→ Given data
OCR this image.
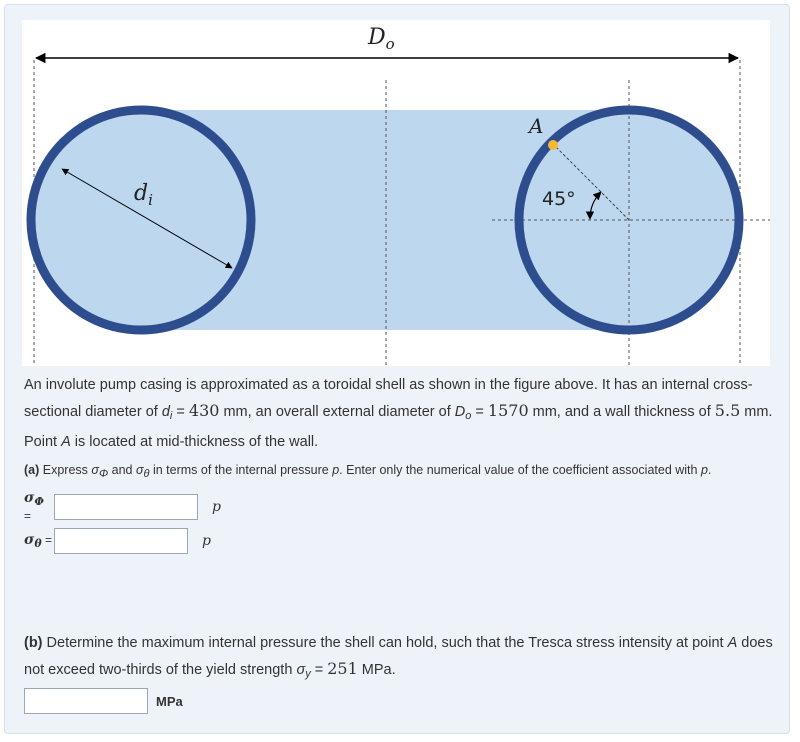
$D_o$
$d_i$	45°
A
An involute pump casing is approximated as a toroidal shell as shown in the figure above. It has an internal cross-sectional diameter of $d_i = 430$ mm, an overall external diameter of $D_o = 1570$ mm, and a wall thickness of 5.5 mm. Point A is located at mid-thickness of the wall.
(a) Express σΦ and σθ in terms of the internal pressure p. Enter only the numerical value of the coefficient associated with p.
$\sigma_\Phi$ =
p
$\sigma_\theta$ =	p
(b) Determine the maximum internal pressure the shell can hold, such that the Tresca stress intensity at point A does not exceed two-thirds of the yield strength $\sigma_y = 251$ MPa.
MPa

→ What you have to do
Set down the material above as is, without any pictures.

→ Response
OCR this image.
$D_o$
$d_i$	45°
A
An involute pump casing is approximated as a toroidal shell as shown in the figure above. It has an internal cross-sectional diameter of $d_i = 430$ mm, an overall external diameter of $D_o = 1570$ mm, and a wall thickness of 5.5 mm. Point A is located at mid-thickness of the wall.
(a) Express σΦ and σθ in terms of the internal pressure p. Enter only the numerical value of the coefficient associated with p.
$\sigma_\Phi$ =
p
$\sigma_\theta$ =	p
(b) Determine the maximum internal pressure the shell can hold, such that the Tresca stress intensity at point A does not exceed two-thirds of the yield strength $\sigma_y = 251$ MPa.
MPa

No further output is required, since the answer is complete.